== PROBLEMA PROPOSTO ==
Por favor, transcreva sem alterações o trecho do texto sobre o Plano Real que vai de "Quando o Plano" a "com esse dólar.".

Quando o Plano Real começou a ser estruturado, a inflação beirava 2 500%. Há um risco real de volta da inflação com a retomada da economia? Estamos muito longe desse cenário. Com esse grau de desemprego que temos, dificilmente a inflação retorna. O que se pode ter é uma mudança muito forte de preços relativos e um empobrecimento das pessoas, porque os preços dos bens que entram no comércio internacional vão continuar altos com esse dólar.

No Plano Real, os focos foram cortar gastos do governo, melhorar a relação do Tesouro com o BC e reorganizar a dívida dos estados e municípios. Como avalia a forma com que isso vem sendo feito atualmente? Muito mal e porcamente. O governo não consegue aprovar suas PECs, manda-as ao Parlamento e depois elas ficam lá, dormindo. A reforma da Previdência já estava bem encaminhada, por isso passou. Desde então, se aprovou a questão do gás, do saneamento, mas o Pacto Federativo, as reformas tributária e administrativa não andam porque o governo não dá uma diretiva clara. A ação do governo no Congresso precisa ser mais bem direcionada.

== DADOS DO CONJUNTO ==
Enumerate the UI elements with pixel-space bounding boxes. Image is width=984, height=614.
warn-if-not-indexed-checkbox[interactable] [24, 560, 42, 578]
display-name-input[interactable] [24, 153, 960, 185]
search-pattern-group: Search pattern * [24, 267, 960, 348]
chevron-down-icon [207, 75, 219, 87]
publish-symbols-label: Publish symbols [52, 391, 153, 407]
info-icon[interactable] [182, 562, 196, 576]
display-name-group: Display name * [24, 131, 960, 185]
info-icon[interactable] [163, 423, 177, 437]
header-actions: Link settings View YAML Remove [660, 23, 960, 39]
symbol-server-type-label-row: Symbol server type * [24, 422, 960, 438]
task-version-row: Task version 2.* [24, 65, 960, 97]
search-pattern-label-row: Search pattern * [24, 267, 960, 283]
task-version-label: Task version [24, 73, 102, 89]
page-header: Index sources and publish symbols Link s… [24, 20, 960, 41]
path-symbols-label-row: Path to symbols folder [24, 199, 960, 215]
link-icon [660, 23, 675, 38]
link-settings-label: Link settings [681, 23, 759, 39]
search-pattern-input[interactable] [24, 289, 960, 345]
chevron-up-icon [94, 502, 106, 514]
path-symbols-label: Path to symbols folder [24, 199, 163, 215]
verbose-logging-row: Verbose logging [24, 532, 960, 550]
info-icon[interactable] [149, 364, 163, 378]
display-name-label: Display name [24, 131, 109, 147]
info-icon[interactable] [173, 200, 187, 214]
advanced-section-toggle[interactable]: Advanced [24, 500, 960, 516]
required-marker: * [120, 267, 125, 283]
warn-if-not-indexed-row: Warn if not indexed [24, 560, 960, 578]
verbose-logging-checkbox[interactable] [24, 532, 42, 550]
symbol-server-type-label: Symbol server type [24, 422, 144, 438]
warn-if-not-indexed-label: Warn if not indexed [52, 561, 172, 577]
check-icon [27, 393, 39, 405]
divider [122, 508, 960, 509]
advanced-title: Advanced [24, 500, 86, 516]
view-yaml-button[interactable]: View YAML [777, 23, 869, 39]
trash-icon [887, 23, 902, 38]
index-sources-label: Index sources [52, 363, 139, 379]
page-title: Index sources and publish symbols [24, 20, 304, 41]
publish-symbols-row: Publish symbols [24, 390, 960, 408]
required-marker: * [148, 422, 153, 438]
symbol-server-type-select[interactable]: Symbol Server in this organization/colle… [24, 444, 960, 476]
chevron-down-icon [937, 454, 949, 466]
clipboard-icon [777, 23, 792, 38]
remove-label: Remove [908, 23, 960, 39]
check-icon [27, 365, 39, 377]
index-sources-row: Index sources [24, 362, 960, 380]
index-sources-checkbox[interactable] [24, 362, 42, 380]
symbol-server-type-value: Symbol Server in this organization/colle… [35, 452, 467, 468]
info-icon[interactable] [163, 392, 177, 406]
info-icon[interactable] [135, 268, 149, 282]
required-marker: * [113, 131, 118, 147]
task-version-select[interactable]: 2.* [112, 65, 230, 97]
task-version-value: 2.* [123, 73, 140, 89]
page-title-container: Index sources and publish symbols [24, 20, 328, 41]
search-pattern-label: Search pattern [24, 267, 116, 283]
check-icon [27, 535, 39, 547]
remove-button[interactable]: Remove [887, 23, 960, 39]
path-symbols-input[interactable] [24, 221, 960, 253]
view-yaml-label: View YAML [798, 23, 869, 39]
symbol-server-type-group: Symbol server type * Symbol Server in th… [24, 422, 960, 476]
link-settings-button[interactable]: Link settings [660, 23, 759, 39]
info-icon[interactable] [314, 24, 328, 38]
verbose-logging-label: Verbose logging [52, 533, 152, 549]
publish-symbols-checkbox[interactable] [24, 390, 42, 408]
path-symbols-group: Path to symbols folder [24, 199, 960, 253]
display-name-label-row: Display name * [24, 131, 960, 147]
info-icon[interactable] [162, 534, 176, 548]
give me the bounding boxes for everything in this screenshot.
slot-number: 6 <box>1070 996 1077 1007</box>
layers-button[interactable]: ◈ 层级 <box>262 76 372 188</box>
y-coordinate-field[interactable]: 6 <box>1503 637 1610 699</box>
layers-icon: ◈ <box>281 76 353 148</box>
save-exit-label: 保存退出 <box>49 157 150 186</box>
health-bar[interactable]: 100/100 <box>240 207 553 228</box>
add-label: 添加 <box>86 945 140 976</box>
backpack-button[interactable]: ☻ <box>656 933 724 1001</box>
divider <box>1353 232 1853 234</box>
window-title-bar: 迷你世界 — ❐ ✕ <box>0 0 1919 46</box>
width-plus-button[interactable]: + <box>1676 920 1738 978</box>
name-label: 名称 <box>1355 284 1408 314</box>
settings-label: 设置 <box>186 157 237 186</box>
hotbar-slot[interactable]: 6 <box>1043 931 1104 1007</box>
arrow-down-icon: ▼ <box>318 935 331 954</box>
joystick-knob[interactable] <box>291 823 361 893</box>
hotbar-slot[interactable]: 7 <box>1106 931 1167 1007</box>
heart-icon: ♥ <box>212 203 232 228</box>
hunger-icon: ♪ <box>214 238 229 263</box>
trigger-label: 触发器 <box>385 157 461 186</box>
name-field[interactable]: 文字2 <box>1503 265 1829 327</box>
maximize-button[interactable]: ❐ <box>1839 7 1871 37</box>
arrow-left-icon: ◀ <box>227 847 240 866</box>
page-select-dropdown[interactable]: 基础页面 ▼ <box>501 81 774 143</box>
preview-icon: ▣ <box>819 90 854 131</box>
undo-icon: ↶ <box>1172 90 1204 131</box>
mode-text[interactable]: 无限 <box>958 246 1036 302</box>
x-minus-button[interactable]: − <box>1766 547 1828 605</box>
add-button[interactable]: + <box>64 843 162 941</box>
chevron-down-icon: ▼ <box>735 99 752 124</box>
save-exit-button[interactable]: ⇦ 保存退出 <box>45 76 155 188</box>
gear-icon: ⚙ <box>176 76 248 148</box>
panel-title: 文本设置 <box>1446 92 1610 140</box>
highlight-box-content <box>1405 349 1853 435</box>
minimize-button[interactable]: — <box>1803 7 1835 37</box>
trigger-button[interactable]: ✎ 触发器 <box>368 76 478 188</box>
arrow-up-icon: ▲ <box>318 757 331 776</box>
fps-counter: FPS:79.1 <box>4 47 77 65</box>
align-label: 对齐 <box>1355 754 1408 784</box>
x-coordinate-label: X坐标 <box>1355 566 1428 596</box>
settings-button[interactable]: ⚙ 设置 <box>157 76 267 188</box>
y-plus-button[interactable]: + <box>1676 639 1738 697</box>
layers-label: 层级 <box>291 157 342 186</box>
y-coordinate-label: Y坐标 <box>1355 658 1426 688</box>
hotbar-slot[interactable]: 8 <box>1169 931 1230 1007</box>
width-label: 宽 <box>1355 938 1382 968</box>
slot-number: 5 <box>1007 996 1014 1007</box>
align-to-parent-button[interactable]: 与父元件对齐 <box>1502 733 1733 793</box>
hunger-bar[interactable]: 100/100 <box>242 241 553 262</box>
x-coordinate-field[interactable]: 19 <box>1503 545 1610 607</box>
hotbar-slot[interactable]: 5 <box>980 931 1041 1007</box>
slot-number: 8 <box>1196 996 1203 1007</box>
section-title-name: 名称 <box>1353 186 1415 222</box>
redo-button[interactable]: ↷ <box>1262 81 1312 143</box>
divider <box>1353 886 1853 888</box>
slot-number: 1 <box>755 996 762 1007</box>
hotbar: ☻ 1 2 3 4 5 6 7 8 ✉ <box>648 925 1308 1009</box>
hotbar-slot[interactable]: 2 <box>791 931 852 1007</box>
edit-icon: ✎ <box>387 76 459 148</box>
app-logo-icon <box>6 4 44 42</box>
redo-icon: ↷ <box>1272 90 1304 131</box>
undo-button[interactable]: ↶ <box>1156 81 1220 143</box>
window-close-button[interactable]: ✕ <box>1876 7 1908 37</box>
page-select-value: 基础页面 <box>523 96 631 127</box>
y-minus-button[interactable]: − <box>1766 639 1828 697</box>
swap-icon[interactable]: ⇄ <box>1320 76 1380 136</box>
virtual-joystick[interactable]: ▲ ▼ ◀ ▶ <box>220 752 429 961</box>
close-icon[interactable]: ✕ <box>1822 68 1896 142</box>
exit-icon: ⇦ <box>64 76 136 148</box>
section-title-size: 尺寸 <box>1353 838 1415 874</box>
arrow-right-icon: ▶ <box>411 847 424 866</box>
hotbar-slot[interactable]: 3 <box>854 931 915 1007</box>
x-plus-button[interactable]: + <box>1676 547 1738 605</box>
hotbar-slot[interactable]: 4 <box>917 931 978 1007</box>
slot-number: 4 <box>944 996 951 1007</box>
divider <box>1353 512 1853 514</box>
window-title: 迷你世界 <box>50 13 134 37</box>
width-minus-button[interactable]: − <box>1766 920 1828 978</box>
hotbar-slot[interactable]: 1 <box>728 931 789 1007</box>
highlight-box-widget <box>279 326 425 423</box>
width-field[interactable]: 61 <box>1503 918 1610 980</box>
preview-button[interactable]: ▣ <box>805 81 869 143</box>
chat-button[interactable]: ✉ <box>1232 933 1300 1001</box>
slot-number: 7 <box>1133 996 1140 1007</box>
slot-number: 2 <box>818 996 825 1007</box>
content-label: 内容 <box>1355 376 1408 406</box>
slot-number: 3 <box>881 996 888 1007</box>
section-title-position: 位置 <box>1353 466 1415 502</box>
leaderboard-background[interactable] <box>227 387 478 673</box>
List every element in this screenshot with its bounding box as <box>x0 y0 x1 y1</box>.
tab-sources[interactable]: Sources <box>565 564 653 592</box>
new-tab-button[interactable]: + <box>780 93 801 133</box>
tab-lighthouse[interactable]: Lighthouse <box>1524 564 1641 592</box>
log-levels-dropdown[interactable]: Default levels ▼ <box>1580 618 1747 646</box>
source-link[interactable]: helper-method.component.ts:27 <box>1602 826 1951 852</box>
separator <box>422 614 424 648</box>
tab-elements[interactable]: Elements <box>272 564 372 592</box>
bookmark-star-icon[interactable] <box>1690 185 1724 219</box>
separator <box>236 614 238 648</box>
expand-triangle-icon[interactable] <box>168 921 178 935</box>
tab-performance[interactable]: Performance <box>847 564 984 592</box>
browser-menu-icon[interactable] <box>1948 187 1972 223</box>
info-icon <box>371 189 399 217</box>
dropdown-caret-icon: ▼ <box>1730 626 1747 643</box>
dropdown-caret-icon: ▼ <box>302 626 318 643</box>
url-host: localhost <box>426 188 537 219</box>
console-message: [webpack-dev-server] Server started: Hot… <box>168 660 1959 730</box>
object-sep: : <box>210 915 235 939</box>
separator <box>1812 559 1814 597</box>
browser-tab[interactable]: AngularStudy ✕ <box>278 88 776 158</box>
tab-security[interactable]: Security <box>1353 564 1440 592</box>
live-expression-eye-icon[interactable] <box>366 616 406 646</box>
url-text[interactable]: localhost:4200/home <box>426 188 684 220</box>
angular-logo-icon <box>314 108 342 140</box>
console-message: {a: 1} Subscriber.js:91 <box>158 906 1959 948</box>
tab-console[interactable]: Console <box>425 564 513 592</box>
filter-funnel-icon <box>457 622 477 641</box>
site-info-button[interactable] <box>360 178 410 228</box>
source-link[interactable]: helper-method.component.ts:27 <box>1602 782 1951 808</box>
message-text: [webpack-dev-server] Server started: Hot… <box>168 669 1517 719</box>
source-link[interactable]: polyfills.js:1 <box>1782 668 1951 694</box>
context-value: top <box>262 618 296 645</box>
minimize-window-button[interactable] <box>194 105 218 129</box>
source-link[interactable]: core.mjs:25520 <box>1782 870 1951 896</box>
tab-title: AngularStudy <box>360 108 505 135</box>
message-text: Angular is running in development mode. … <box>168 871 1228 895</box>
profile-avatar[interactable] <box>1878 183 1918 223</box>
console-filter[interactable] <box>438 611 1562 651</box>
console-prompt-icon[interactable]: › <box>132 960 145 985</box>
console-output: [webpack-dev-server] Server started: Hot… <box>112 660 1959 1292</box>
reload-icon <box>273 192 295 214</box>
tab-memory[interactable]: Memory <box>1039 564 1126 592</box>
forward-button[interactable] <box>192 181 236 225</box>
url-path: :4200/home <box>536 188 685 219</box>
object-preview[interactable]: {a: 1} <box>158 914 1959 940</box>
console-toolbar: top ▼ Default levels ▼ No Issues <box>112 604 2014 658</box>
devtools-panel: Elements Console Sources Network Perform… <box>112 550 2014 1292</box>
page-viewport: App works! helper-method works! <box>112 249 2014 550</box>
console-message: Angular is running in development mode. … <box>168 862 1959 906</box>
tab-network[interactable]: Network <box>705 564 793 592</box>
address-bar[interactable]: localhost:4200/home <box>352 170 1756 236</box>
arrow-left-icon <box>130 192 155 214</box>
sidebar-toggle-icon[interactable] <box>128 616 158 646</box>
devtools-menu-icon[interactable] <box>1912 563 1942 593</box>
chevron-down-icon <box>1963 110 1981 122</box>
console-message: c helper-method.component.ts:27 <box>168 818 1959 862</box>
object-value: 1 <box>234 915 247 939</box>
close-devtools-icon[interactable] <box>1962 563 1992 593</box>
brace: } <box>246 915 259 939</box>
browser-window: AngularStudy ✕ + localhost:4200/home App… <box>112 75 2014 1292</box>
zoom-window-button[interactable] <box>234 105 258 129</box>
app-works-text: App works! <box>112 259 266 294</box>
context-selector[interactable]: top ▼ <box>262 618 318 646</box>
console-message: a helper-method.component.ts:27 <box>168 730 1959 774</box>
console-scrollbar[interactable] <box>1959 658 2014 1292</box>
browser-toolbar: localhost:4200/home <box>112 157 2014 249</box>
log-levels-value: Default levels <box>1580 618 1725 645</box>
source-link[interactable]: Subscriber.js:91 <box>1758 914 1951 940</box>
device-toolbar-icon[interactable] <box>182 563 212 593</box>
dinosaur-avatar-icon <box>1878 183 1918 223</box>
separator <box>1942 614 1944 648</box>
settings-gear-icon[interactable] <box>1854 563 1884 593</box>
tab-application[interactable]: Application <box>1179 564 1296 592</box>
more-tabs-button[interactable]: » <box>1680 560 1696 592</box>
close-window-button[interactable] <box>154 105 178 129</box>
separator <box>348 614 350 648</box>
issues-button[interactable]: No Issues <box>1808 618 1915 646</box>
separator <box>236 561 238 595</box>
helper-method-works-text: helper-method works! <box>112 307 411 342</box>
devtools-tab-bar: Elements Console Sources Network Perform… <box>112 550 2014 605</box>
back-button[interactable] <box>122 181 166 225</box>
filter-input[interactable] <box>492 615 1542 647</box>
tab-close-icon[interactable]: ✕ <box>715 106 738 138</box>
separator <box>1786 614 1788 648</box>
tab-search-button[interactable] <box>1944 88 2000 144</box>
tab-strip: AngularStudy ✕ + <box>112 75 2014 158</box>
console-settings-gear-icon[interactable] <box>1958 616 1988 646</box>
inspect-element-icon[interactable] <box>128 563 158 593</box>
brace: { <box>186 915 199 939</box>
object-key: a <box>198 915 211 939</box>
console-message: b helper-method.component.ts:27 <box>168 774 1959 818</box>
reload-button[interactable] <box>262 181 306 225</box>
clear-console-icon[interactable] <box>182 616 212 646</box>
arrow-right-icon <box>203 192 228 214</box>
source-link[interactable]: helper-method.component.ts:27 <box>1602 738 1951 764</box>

== RESPOSTA ESCRITA ==
Quando o Plano Real começou a ser estruturado, a inflação beirava 2 500%. Há um risco real de volta da inflação com a retomada da economia? Estamos muito longe desse cenário. Com esse grau de desemprego que temos, dificilmente a inflação retorna. O que se pode ter é uma mudança muito forte de preços relativos e um empobrecimento das pessoas, porque os preços dos bens que entram no comércio internacional vão continuar altos com esse dólar.